**What to produce**
Copy these lines from the data word for word, starting at the line containing "104, 1198, 175]" and ending after the line containing "I need the location".

-- begin Supplied records --

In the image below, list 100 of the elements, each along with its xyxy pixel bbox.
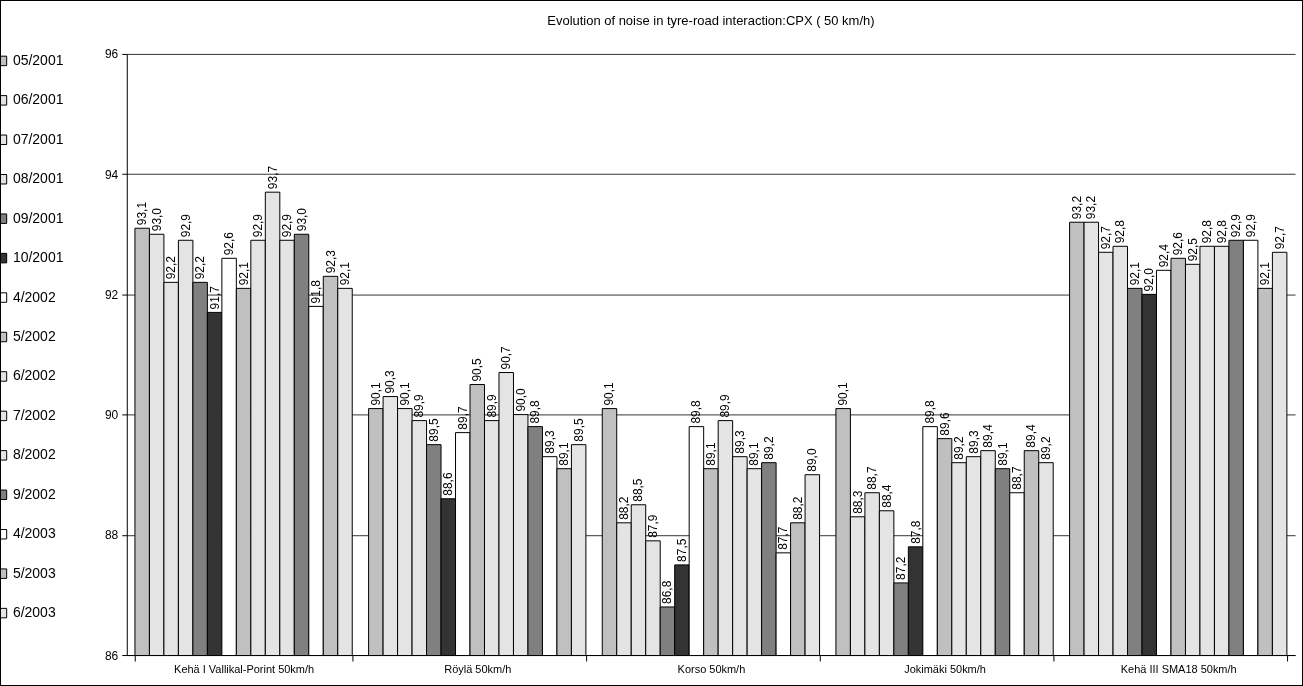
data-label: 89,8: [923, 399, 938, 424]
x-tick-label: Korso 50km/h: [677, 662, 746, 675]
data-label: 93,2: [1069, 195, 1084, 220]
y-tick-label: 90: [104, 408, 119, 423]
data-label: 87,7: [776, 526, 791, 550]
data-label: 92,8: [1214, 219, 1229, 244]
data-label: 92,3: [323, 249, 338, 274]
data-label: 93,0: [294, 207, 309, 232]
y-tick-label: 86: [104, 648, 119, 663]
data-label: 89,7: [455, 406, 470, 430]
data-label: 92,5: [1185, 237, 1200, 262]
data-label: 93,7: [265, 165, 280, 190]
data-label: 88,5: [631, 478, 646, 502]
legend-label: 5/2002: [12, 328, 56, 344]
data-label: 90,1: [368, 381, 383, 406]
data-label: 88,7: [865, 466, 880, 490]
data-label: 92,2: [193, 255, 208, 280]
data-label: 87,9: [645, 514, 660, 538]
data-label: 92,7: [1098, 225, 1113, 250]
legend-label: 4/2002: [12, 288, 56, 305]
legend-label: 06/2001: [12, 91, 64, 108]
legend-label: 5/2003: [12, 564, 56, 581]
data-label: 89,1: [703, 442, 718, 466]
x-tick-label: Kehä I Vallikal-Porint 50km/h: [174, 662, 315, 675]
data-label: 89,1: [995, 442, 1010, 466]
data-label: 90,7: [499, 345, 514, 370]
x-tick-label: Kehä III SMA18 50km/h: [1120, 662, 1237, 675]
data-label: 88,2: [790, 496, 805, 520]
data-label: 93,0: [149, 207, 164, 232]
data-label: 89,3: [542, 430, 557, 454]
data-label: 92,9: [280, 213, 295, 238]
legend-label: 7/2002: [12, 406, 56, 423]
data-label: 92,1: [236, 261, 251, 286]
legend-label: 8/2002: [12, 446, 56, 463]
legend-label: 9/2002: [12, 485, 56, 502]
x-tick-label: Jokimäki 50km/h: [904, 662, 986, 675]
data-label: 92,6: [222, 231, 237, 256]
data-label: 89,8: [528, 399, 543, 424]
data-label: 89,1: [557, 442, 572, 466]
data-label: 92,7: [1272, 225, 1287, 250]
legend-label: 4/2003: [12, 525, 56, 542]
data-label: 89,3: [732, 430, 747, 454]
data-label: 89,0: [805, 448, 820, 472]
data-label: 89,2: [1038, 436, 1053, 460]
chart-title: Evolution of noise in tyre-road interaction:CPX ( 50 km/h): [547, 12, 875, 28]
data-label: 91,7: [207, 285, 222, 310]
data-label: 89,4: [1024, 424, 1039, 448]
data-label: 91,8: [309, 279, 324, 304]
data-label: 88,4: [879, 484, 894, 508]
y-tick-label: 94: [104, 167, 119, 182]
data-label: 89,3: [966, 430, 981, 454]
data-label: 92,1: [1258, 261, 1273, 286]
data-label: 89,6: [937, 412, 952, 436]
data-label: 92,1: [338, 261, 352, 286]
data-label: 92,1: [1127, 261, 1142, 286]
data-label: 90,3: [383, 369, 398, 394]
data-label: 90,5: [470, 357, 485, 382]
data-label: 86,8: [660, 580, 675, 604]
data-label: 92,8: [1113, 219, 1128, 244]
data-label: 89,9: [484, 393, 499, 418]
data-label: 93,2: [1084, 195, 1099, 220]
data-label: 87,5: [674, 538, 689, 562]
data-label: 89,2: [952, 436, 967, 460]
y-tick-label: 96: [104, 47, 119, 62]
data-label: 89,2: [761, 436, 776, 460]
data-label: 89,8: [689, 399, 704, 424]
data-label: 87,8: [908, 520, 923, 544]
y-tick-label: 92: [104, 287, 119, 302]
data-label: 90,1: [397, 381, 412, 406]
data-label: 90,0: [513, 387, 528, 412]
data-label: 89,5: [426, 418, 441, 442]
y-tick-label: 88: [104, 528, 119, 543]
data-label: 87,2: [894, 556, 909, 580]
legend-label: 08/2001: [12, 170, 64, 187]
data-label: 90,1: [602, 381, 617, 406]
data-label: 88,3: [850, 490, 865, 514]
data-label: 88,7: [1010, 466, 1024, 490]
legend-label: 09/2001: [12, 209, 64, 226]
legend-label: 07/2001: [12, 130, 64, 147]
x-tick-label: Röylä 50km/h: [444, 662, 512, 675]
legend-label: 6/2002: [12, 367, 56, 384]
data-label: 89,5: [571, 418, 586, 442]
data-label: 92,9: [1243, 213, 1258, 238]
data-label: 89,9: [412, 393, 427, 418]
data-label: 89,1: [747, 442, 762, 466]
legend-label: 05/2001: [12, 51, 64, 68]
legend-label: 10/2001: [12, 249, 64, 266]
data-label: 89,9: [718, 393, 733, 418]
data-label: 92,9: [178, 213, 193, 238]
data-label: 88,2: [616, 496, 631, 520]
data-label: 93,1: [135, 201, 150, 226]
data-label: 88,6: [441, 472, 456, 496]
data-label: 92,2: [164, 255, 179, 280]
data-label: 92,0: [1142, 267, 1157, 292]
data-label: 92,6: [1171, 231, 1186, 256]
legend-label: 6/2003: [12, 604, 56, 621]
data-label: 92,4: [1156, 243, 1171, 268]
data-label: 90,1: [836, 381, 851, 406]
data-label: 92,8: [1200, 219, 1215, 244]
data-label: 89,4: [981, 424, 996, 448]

-- end Supplied records --
-- begin Supplied records --

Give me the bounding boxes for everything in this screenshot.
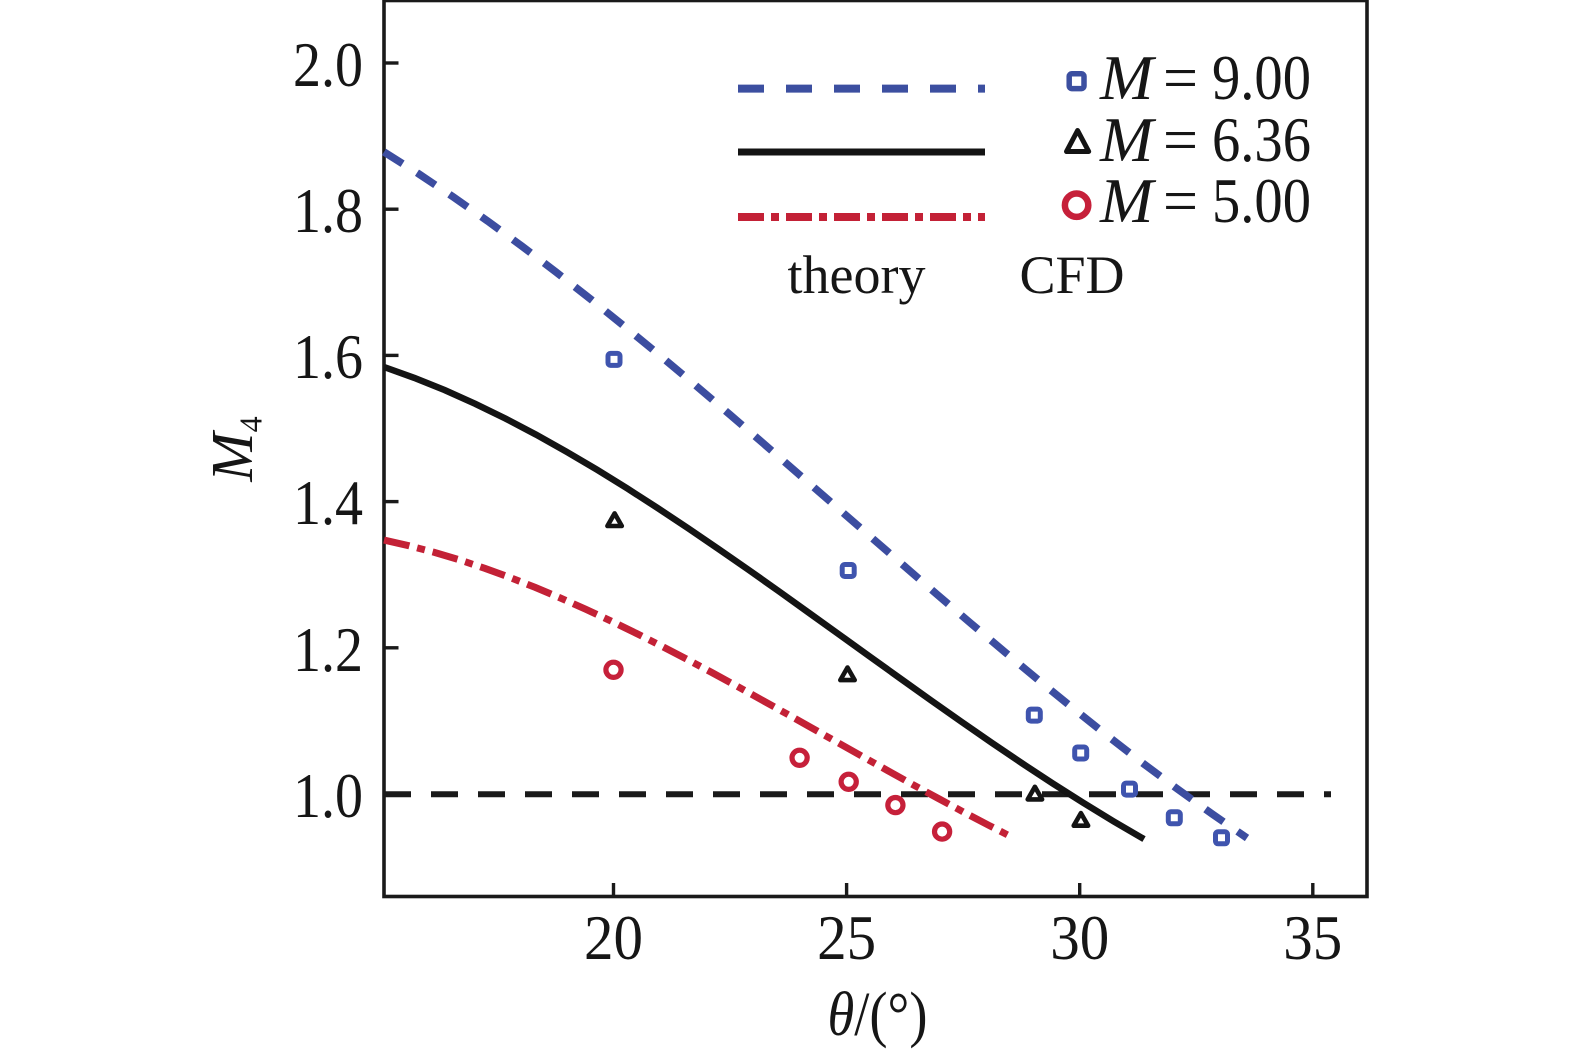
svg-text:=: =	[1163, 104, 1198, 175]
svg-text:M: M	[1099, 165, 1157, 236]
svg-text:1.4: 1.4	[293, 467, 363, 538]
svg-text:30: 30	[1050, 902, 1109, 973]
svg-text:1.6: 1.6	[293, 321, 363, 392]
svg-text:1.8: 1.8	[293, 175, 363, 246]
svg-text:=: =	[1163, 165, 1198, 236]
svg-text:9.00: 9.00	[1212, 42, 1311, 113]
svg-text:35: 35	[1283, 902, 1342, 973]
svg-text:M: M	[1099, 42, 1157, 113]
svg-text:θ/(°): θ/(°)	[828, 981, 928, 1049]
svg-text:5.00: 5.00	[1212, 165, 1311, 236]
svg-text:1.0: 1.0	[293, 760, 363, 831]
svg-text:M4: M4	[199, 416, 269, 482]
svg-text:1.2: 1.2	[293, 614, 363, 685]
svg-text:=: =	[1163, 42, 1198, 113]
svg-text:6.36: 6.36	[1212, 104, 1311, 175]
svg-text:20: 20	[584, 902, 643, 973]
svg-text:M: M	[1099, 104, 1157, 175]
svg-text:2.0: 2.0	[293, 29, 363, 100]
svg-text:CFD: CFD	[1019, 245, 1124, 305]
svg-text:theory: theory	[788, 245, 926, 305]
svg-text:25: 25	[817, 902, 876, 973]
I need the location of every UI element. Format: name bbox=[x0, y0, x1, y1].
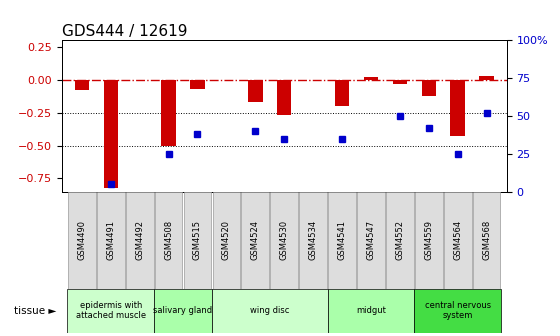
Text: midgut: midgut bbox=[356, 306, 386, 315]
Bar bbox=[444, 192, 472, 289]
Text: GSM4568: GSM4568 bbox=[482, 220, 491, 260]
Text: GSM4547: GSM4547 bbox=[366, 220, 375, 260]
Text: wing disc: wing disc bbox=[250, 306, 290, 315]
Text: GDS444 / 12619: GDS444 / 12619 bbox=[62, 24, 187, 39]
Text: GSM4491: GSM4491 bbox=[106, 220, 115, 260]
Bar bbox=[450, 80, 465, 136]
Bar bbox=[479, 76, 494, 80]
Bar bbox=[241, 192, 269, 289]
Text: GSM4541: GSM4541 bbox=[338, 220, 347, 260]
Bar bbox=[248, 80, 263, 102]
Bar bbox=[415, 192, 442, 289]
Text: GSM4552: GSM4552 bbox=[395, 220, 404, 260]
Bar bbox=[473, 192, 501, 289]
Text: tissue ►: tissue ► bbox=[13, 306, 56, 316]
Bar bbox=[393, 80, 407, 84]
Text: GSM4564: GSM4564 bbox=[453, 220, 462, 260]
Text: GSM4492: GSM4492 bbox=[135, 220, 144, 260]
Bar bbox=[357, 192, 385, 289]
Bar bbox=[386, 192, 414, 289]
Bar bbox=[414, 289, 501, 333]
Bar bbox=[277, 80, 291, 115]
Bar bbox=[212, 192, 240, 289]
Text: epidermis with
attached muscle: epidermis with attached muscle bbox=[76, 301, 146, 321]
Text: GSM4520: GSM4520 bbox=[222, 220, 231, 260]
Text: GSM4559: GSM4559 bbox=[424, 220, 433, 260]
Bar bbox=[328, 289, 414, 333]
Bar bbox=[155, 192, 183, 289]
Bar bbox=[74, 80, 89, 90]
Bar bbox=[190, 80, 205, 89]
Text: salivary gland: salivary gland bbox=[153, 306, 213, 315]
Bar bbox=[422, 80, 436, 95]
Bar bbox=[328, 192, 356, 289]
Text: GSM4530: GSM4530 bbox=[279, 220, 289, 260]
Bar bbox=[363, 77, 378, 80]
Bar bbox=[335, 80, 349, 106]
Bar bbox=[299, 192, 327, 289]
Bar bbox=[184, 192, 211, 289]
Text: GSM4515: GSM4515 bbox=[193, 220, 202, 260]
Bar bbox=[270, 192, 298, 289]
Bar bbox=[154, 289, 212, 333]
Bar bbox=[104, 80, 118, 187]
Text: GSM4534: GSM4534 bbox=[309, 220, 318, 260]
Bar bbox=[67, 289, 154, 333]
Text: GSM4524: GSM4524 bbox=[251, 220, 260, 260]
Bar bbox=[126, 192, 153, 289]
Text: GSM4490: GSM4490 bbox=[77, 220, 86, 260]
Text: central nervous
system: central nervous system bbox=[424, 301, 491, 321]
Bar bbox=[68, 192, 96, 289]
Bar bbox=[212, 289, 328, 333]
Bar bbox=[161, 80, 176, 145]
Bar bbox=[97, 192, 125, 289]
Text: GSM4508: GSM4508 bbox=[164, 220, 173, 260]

-- end Supplied records --

**Reply**
svg-text:=: =	[1163, 104, 1198, 175]
svg-text:M: M	[1099, 165, 1157, 236]
svg-text:1.4: 1.4	[293, 467, 363, 538]
svg-text:30: 30	[1050, 902, 1109, 973]
svg-text:1.6: 1.6	[293, 321, 363, 392]
svg-text:1.8: 1.8	[293, 175, 363, 246]
svg-text:=: =	[1163, 165, 1198, 236]
svg-text:9.00: 9.00	[1212, 42, 1311, 113]
svg-text:35: 35	[1283, 902, 1342, 973]
svg-text:M: M	[1099, 42, 1157, 113]
svg-text:θ/(°): θ/(°)	[828, 981, 928, 1049]
svg-text:5.00: 5.00	[1212, 165, 1311, 236]
svg-text:1.0: 1.0	[293, 760, 363, 831]
svg-text:M4: M4	[199, 416, 269, 482]
svg-text:1.2: 1.2	[293, 614, 363, 685]
svg-text:=: =	[1163, 42, 1198, 113]
svg-text:6.36: 6.36	[1212, 104, 1311, 175]
svg-text:20: 20	[584, 902, 643, 973]
svg-text:M: M	[1099, 104, 1157, 175]
svg-text:2.0: 2.0	[293, 29, 363, 100]
svg-text:CFD: CFD	[1019, 245, 1124, 305]
svg-text:theory: theory	[788, 245, 926, 305]
svg-text:25: 25	[817, 902, 876, 973]
I need the location of every UI element. Format: name bbox=[x0, y0, x1, y1].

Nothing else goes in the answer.